# What to do:
Leaving out the pictures, output the lines from the one that contains "What text is on this page?" through the end of the material, exactly as they stand.

● ● ●

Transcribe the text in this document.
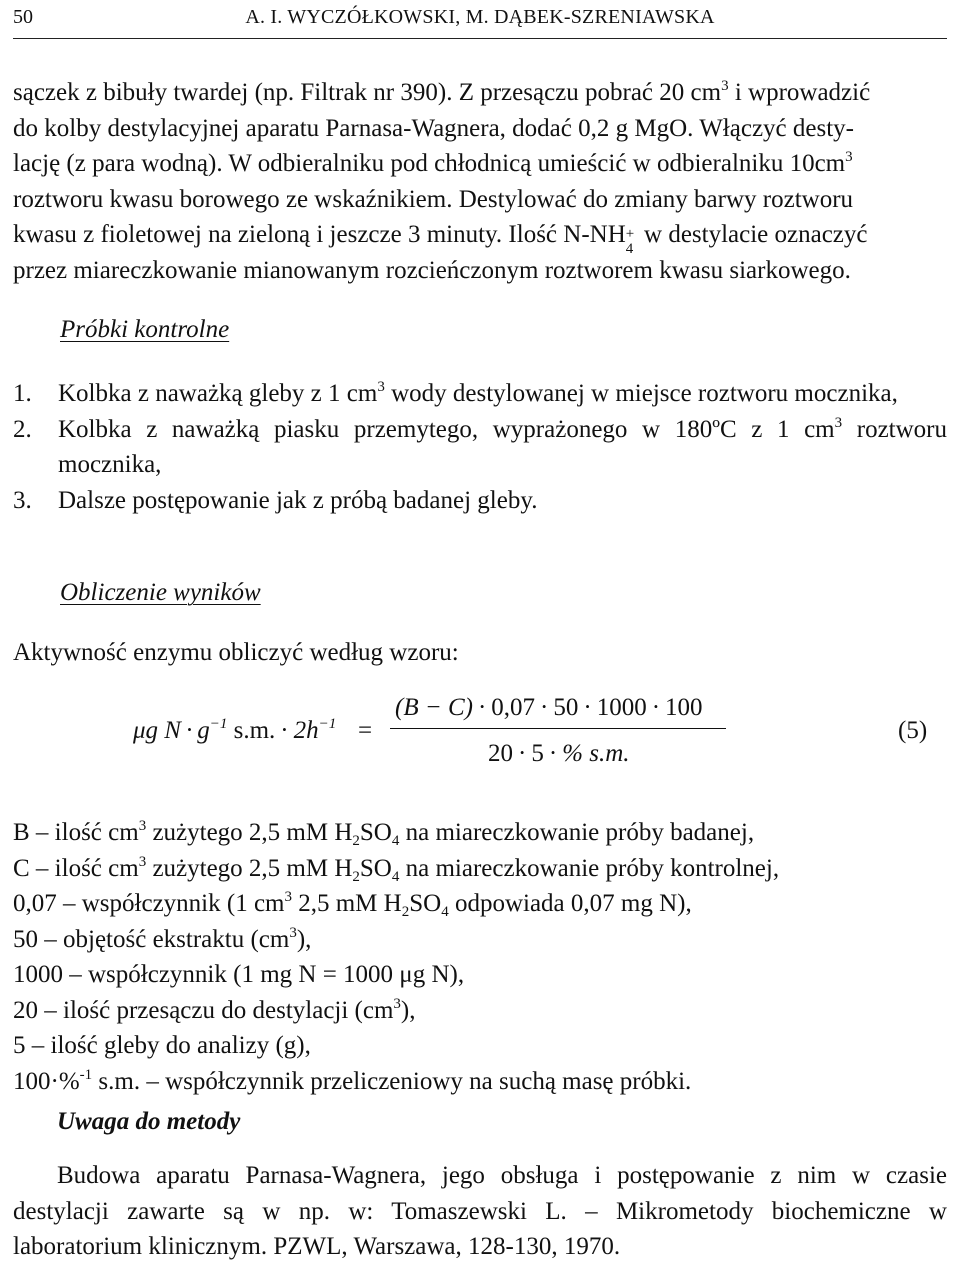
50	A. I. WYCZÓŁKOWSKI, M. DĄBEK-SZRENIAWSKA
sączek z bibuły twardej (np. Filtrak nr 390). Z przesączu pobrać 20 $cm^3$ i wprowadzić
do kolby destylacyjnej aparatu Parnasa-Wagnera, dodać 0,2 g MgO. Włączyć desty-
lację (z para wodną). W odbieralniku pod chłodnicą umieścić w odbieralniku $10cm^3$
roztworu kwasu borowego ze wskaźnikiem. Destylować do zmiany barwy roztworu
kwasu z fioletowej na zieloną i jeszcze 3 minuty. Ilość N-NH +
4
w destylacie oznaczyć
przez miareczkowanie mianowanym rozcieńczonym roztworem kwasu siarkowego.
Próbki kontrolne
1. Kolbka z naważką gleby z 1 $cm^3$ wody destylowanej w miejsce roztworu mocznika,
2. Kolbka z naważką piasku przemytego, wyprażonego w 180ºC z 1 $cm^3$ roztworu mocznika,
3. Dalsze postępowanie jak z próbą badanej gleby.
Obliczenie wyników
Aktywność enzymu obliczyć według wzoru:
μg $N \cdot g^{-1}$ s.m. · $2h^{-1}$ =
(B − C) · 0,07 · 50 · 1000 · 100
20 · 5 · % s.m.
(5)
B – ilość $cm^3$ zużytego 2,5 mM $H_2SO_4$ na miareczkowanie próby badanej,
C – ilość $cm^3$ zużytego 2,5 mM $H_2SO_4$ na miareczkowanie próby kontrolnej,
0,07 – współczynnik (1 $cm^3$ 2,5 mM $H_2SO_4$ odpowiada 0,07 mg N),
50 – objętość ekstraktu $(cm^3)$,
1000 – współczynnik (1 mg N = 1000 μg N),
20 – ilość przesączu do destylacji $(cm^3)$,
5 – ilość gleby do analizy (g),
100·%$^{-1}$ s.m. – współczynnik przeliczeniowy na suchą masę próbki.
Uwaga do metody
Budowa aparatu Parnasa-Wagnera, jego obsługa i postępowanie z nim w czasie destylacji zawarte są w np. w: Tomaszewski L. – Mikrometody biochemiczne w laboratorium klinicznym. PZWL, Warszawa, 128-130, 1970.
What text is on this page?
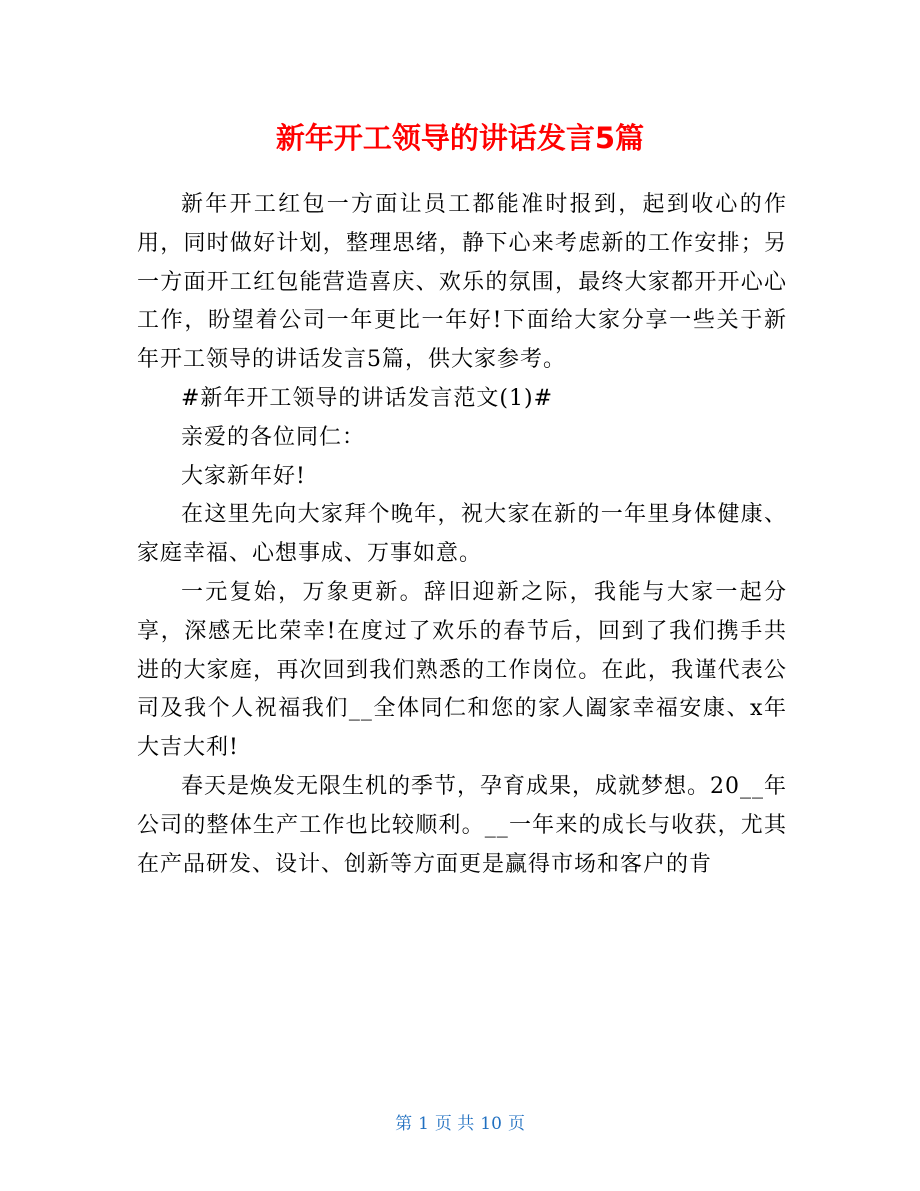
新年开工领导的讲话发言5篇

新年开工红包一方面让员工都能准时报到，起到收心的作用，同时做好计划，整理思绪，静下心来考虑新的工作安排；另一方面开工红包能营造喜庆、欢乐的氛围，最终大家都开开心心工作，盼望着公司一年更比一年好!下面给大家分享一些关于新年开工领导的讲话发言5篇，供大家参考。

#新年开工领导的讲话发言范文(1)#

亲爱的各位同仁：

大家新年好!

在这里先向大家拜个晚年，祝大家在新的一年里身体健康、家庭幸福、心想事成、万事如意。

一元复始，万象更新。辞旧迎新之际，我能与大家一起分享，深感无比荣幸!在度过了欢乐的春节后，回到了我们携手共进的大家庭，再次回到我们熟悉的工作岗位。在此，我谨代表公司及我个人祝福我们__全体同仁和您的家人阖家幸福安康、x年大吉大利!

春天是焕发无限生机的季节，孕育成果，成就梦想。20__年公司的整体生产工作也比较顺利。__一年来的成长与收获，尤其在产品研发、设计、创新等方面更是赢得市场和客户的肯

第 1 页 共 10 页
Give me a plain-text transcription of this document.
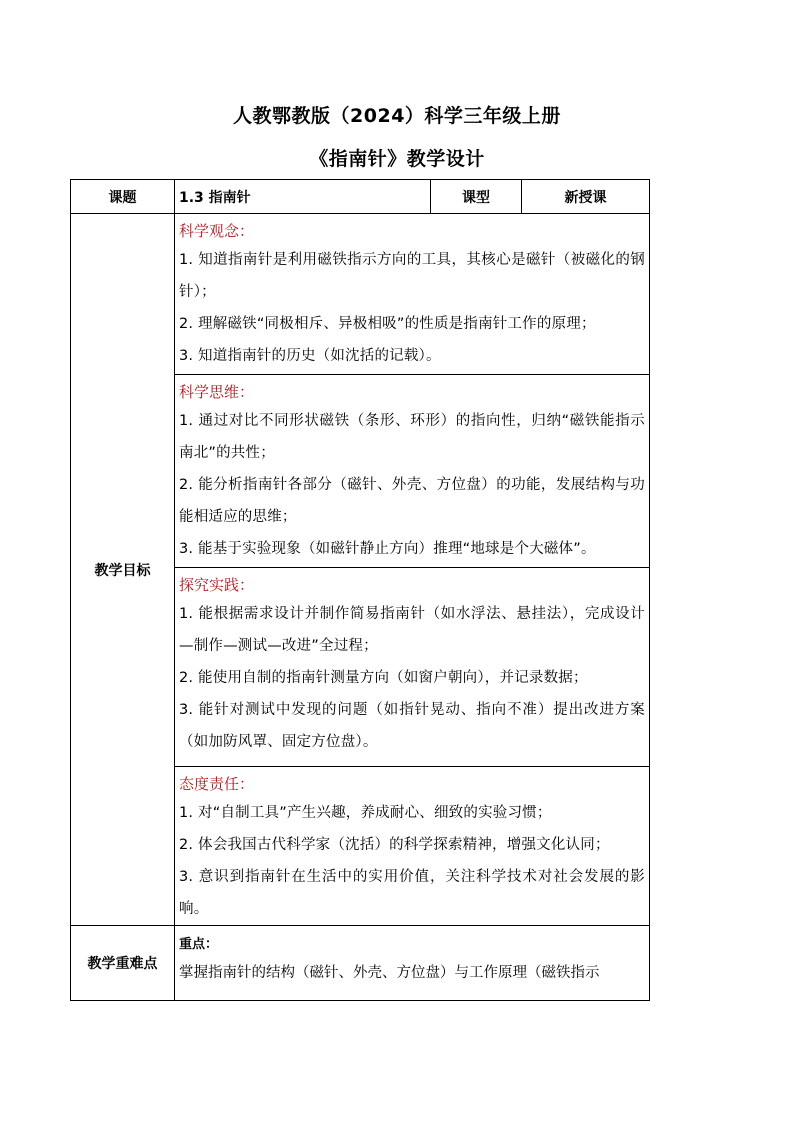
人教鄂教版（2024）科学三年级上册
《指南针》教学设计
课题	1.3 指南针	课型	新授课
教学目标	科学观念：
1. 知道指南针是利用磁铁指示方向的工具，其核心是磁针（被磁化的钢针）；
2. 理解磁铁“同极相斥、异极相吸”的性质是指南针工作的原理；
3. 知道指南针的历史（如沈括的记载）。		

	科学思维：
1. 通过对比不同形状磁铁（条形、环形）的指向性，归纳“磁铁能指示南北”的共性；
2. 能分析指南针各部分（磁针、外壳、方位盘）的功能，发展结构与功能相适应的思维；
3. 能基于实验现象（如磁针静止方向）推理“地球是个大磁体”。		

	探究实践：
1. 能根据需求设计并制作简易指南针（如水浮法、悬挂法），完成设计—制作—测试—改进”全过程；
2. 能使用自制的指南针测量方向（如窗户朝向），并记录数据；
3. 能针对测试中发现的问题（如指针晃动、指向不准）提出改进方案（如加防风罩、固定方位盘）。		

	态度责任：
1. 对“自制工具”产生兴趣，养成耐心、细致的实验习惯；
2. 体会我国古代科学家（沈括）的科学探索精神，增强文化认同；
3. 意识到指南针在生活中的实用价值，关注科学技术对社会发展的影响。		

教学重难点	重点：
掌握指南针的结构（磁针、外壳、方位盘）与工作原理（磁铁指示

● ● ●

# Task response:
What text is on this page?
新年开工领导的讲话发言5篇

新年开工红包一方面让员工都能准时报到，起到收心的作用，同时做好计划，整理思绪，静下心来考虑新的工作安排；另一方面开工红包能营造喜庆、欢乐的氛围，最终大家都开开心心工作，盼望着公司一年更比一年好!下面给大家分享一些关于新年开工领导的讲话发言5篇，供大家参考。

#新年开工领导的讲话发言范文(1)#

亲爱的各位同仁：

大家新年好!

在这里先向大家拜个晚年，祝大家在新的一年里身体健康、家庭幸福、心想事成、万事如意。

一元复始，万象更新。辞旧迎新之际，我能与大家一起分享，深感无比荣幸!在度过了欢乐的春节后，回到了我们携手共进的大家庭，再次回到我们熟悉的工作岗位。在此，我谨代表公司及我个人祝福我们__全体同仁和您的家人阖家幸福安康、x年大吉大利!

春天是焕发无限生机的季节，孕育成果，成就梦想。20__年公司的整体生产工作也比较顺利。__一年来的成长与收获，尤其在产品研发、设计、创新等方面更是赢得市场和客户的肯

第 1 页 共 10 页
Give me a plain-text transcription of this document.
人教鄂教版（2024）科学三年级上册
《指南针》教学设计
课题	1.3 指南针	课型	新授课
教学目标	科学观念：
1. 知道指南针是利用磁铁指示方向的工具，其核心是磁针（被磁化的钢针）；
2. 理解磁铁“同极相斥、异极相吸”的性质是指南针工作的原理；
3. 知道指南针的历史（如沈括的记载）。		

	科学思维：
1. 通过对比不同形状磁铁（条形、环形）的指向性，归纳“磁铁能指示南北”的共性；
2. 能分析指南针各部分（磁针、外壳、方位盘）的功能，发展结构与功能相适应的思维；
3. 能基于实验现象（如磁针静止方向）推理“地球是个大磁体”。		

	探究实践：
1. 能根据需求设计并制作简易指南针（如水浮法、悬挂法），完成设计—制作—测试—改进”全过程；
2. 能使用自制的指南针测量方向（如窗户朝向），并记录数据；
3. 能针对测试中发现的问题（如指针晃动、指向不准）提出改进方案（如加防风罩、固定方位盘）。		

	态度责任：
1. 对“自制工具”产生兴趣，养成耐心、细致的实验习惯；
2. 体会我国古代科学家（沈括）的科学探索精神，增强文化认同；
3. 意识到指南针在生活中的实用价值，关注科学技术对社会发展的影响。		

教学重难点	重点：
掌握指南针的结构（磁针、外壳、方位盘）与工作原理（磁铁指示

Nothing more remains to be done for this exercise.